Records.
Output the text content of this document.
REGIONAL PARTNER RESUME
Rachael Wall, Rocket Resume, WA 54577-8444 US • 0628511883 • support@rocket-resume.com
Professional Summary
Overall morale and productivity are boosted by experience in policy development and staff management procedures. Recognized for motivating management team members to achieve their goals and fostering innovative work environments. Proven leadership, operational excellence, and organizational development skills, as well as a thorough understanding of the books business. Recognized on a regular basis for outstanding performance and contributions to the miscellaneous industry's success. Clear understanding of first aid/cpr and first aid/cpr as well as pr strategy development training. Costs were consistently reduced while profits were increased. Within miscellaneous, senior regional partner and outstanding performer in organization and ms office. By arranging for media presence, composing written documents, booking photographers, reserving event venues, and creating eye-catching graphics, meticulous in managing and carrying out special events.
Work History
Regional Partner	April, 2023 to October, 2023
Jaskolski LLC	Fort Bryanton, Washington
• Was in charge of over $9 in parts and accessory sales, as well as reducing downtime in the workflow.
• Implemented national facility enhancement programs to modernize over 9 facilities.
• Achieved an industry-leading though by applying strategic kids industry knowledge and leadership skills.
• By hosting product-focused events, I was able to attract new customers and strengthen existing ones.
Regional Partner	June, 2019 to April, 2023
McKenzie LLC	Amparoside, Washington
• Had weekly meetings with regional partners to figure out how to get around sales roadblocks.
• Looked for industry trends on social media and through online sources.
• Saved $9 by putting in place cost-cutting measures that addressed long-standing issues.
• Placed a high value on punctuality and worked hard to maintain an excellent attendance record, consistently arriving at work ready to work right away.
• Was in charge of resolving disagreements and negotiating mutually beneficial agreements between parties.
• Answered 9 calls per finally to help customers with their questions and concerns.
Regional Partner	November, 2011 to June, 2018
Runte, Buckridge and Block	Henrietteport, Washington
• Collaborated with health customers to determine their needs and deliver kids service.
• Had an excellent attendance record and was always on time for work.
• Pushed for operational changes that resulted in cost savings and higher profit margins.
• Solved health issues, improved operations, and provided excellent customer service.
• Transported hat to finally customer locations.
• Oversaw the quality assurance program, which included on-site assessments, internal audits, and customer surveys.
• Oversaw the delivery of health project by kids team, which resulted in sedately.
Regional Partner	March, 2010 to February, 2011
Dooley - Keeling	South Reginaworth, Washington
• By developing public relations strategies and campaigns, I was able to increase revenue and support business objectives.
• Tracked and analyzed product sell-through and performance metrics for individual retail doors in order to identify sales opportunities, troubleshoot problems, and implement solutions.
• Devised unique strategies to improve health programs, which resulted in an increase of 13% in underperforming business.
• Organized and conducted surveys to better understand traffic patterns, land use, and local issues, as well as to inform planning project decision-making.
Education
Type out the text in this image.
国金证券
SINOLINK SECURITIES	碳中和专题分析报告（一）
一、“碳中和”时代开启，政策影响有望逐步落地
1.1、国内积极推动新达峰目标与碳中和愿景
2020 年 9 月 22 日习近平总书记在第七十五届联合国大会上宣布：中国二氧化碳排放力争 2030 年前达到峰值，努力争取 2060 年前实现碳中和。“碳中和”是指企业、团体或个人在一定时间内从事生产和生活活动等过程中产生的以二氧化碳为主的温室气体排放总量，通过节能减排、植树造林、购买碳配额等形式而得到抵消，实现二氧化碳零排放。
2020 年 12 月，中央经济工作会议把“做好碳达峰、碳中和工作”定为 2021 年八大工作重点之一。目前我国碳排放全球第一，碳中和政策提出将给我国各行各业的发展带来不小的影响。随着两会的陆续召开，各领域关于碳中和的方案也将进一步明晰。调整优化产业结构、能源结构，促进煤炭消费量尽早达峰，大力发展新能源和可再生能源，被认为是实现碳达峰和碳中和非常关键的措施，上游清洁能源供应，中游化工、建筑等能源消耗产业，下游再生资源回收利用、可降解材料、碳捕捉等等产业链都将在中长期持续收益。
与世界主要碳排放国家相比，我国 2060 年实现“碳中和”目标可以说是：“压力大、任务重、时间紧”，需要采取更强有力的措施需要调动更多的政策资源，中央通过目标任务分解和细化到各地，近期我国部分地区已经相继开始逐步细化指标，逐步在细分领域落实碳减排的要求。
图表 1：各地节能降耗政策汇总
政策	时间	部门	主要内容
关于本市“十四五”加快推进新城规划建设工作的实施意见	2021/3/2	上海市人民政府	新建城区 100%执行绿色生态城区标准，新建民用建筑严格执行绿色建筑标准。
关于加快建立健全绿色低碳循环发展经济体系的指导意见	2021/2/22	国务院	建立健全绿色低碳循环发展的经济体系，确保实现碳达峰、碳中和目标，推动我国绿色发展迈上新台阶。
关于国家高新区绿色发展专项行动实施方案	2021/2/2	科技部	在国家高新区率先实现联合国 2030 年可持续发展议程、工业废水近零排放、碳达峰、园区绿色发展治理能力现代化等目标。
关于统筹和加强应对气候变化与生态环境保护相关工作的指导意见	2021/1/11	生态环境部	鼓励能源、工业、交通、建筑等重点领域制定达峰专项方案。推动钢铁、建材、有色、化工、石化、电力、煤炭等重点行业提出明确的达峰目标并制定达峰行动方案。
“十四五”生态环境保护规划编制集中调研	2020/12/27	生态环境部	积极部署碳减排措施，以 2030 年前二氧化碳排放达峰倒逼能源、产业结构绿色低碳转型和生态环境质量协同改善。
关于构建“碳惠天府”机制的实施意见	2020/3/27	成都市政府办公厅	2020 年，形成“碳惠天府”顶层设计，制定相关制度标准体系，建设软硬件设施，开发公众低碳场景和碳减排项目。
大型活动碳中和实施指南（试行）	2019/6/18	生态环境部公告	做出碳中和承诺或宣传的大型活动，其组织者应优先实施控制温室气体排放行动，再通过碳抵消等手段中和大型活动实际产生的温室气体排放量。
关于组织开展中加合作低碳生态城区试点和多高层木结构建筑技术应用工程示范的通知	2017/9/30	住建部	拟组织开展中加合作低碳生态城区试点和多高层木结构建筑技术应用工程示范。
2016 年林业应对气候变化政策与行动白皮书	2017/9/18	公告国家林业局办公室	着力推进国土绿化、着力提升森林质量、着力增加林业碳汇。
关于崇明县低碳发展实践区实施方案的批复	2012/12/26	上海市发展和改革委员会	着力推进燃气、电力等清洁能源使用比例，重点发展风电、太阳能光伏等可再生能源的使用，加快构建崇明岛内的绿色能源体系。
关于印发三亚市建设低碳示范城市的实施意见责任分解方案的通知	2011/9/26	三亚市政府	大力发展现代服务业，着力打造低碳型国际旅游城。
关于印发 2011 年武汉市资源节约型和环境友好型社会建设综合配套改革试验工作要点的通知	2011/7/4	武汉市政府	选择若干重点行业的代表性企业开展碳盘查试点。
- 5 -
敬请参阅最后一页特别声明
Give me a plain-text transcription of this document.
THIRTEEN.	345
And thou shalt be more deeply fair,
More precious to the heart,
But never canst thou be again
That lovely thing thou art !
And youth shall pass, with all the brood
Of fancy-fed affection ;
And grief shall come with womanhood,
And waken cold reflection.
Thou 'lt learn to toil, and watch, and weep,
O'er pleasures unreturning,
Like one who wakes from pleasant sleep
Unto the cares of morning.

YOUR GOAL. Collect the lines that hold "their".

FINAL RESULT.
Overall morale and productivity are boosted by experience in policy development and staff management procedures. Recognized for motivating management team members to achieve their goals and fostering innovative work environments. Proven leadership, operational excellence, and organizational development skills, as well as a thorough understanding of the books business. Recognized on a regular basis for outstanding performance and contributions to the miscellaneous industry's success. Clear understanding of first aid/cpr and first aid/cpr as well as pr strategy development training. Costs were consistently reduced while profits were increased. Within miscellaneous, senior regional partner and outstanding performer in organization and ms office. By arranging for media presence, composing written documents, booking photographers, reserving event venues, and creating eye-catching graphics, meticulous in managing and carrying out special events.
• Answered 9 calls per finally to help customers with their questions and concerns.
• Collaborated with health customers to determine their needs and deliver kids service.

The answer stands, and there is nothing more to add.